• [Given problem]:
Lines containing the string "Cloud" are to be collected in full.

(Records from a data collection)
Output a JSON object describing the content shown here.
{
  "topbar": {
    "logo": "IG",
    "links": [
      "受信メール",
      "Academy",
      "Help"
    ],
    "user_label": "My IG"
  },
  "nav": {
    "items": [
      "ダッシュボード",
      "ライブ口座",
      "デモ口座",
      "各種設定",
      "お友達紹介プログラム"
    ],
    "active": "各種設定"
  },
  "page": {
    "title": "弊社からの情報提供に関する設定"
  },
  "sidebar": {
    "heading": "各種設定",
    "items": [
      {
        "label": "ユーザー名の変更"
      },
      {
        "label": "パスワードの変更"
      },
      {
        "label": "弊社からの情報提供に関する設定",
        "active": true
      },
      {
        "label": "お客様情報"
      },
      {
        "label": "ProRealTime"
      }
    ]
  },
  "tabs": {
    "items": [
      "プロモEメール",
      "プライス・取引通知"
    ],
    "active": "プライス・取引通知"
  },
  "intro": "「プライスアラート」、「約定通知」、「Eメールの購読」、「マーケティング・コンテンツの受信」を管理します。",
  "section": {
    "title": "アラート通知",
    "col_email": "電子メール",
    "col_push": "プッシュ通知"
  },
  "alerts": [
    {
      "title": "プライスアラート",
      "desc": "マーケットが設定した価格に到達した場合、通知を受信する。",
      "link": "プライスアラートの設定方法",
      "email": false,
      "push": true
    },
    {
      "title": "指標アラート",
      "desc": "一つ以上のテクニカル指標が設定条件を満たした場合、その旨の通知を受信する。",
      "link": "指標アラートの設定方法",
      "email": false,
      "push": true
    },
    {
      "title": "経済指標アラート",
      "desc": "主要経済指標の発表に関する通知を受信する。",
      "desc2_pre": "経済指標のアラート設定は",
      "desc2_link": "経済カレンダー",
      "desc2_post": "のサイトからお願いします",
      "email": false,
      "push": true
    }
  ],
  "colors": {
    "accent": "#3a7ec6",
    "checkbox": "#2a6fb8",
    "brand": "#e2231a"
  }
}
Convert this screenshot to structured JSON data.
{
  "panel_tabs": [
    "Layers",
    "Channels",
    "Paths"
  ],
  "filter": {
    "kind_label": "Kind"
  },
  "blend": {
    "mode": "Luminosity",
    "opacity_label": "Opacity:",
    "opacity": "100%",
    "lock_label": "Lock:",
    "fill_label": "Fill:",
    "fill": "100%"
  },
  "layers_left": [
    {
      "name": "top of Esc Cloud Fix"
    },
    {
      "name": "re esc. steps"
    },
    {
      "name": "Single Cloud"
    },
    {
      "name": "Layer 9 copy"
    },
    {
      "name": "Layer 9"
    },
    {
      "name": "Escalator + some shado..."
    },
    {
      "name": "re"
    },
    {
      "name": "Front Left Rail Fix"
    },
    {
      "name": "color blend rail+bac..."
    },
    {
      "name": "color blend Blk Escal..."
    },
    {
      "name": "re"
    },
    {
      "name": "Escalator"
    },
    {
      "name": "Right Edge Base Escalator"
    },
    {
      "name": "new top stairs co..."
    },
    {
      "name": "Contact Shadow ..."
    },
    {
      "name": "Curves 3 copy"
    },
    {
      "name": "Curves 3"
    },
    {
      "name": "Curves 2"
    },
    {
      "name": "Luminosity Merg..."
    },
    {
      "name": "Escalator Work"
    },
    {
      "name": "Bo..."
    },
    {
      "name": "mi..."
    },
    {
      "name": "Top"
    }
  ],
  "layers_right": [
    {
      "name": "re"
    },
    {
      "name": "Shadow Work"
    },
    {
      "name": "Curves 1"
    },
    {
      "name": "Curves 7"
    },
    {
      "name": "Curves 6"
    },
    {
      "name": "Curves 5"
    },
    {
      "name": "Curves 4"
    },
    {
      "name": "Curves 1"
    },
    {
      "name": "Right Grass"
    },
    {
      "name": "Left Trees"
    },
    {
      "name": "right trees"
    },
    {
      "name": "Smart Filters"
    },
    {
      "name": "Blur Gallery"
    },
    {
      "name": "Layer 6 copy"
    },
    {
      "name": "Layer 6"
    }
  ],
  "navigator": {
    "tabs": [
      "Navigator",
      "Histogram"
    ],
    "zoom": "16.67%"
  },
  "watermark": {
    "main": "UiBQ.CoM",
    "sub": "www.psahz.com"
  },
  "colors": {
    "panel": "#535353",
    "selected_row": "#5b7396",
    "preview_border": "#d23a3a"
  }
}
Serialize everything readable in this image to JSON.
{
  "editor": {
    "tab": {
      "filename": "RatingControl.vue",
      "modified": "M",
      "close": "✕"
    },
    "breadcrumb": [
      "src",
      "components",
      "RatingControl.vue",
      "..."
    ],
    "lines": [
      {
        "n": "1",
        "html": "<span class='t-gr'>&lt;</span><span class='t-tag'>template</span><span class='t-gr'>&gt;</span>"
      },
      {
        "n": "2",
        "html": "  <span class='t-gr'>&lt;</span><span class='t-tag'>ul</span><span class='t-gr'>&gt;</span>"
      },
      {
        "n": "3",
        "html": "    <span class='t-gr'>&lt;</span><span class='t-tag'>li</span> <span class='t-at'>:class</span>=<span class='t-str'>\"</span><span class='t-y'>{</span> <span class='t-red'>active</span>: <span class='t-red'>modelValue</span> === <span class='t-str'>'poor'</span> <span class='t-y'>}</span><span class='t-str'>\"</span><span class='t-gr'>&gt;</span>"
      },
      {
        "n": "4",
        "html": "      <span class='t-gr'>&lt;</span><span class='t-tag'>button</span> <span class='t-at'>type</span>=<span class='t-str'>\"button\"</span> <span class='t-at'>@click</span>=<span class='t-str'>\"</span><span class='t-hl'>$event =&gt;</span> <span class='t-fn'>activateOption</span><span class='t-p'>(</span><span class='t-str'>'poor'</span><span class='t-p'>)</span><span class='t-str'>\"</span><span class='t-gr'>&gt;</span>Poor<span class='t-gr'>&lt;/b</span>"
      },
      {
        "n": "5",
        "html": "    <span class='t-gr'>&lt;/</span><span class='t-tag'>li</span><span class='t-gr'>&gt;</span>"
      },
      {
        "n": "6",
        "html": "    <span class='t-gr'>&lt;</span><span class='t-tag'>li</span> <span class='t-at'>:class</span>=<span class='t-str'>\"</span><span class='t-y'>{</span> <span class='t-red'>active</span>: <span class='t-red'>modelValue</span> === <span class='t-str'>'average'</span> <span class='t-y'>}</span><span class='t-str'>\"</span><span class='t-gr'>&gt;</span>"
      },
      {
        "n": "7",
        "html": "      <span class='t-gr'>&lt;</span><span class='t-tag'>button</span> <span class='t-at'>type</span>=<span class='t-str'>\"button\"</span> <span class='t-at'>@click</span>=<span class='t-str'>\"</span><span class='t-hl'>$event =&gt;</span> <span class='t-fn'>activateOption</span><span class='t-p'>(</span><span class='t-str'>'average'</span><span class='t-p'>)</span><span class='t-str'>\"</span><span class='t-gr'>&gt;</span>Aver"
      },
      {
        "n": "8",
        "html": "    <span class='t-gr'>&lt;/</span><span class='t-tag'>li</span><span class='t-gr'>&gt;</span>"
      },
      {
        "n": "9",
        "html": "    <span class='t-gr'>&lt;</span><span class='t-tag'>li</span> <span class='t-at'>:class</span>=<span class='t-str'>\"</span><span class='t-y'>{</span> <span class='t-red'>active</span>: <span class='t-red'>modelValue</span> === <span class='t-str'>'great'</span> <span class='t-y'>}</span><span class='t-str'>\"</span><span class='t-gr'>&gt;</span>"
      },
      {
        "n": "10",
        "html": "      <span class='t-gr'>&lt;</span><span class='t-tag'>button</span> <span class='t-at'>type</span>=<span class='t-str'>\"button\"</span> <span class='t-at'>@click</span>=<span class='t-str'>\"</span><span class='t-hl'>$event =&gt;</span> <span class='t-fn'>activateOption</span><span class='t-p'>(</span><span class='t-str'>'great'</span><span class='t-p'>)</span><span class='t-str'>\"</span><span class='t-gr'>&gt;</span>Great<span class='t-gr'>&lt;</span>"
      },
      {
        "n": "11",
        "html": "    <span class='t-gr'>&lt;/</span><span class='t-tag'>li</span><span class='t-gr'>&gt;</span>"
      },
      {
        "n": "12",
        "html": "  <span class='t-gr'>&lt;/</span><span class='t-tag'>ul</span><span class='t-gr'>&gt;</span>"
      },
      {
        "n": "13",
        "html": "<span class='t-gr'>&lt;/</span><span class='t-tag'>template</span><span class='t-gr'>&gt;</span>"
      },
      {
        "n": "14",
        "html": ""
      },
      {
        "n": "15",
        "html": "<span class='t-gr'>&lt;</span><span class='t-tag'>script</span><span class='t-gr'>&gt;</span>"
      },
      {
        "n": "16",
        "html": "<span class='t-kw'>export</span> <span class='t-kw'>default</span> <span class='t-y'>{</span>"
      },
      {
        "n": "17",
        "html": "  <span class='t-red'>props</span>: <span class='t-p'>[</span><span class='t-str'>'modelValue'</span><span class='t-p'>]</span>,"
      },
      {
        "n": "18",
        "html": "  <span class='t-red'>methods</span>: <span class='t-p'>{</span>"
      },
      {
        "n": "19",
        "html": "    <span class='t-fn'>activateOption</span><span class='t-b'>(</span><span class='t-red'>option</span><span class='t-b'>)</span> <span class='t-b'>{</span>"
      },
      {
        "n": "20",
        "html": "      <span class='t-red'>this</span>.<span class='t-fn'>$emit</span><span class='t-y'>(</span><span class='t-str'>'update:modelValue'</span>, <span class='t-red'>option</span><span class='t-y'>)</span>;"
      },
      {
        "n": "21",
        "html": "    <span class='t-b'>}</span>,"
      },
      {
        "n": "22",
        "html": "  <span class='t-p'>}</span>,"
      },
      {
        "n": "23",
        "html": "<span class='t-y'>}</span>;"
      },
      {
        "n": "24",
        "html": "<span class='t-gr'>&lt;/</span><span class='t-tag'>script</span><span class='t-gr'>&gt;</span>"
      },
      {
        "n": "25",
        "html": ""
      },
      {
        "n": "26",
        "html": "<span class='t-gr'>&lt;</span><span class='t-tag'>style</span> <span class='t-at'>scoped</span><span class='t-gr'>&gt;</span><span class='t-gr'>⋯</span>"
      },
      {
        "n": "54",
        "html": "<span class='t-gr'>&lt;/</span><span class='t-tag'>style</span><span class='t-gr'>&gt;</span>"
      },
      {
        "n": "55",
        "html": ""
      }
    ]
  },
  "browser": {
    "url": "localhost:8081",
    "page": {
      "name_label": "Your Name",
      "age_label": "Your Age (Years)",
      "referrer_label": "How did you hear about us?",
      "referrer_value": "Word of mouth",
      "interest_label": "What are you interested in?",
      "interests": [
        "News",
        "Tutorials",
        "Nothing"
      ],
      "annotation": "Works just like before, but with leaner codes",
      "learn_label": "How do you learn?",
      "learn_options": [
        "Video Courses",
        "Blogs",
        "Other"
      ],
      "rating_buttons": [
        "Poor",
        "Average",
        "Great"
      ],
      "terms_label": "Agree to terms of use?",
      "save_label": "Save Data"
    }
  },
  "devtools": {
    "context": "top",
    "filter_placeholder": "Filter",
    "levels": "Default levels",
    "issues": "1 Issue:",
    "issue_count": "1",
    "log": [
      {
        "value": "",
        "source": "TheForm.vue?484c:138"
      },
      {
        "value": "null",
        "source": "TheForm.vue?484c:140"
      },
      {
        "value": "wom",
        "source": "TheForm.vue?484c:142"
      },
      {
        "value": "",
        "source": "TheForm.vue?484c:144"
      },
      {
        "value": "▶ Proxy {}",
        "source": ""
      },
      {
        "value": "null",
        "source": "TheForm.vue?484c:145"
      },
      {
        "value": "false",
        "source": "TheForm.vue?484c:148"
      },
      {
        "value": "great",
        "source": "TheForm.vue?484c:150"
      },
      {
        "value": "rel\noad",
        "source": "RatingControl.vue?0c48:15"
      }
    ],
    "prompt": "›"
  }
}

• [Reply]:
      "name": "top of Esc Cloud Fix"
      "name": "Single Cloud"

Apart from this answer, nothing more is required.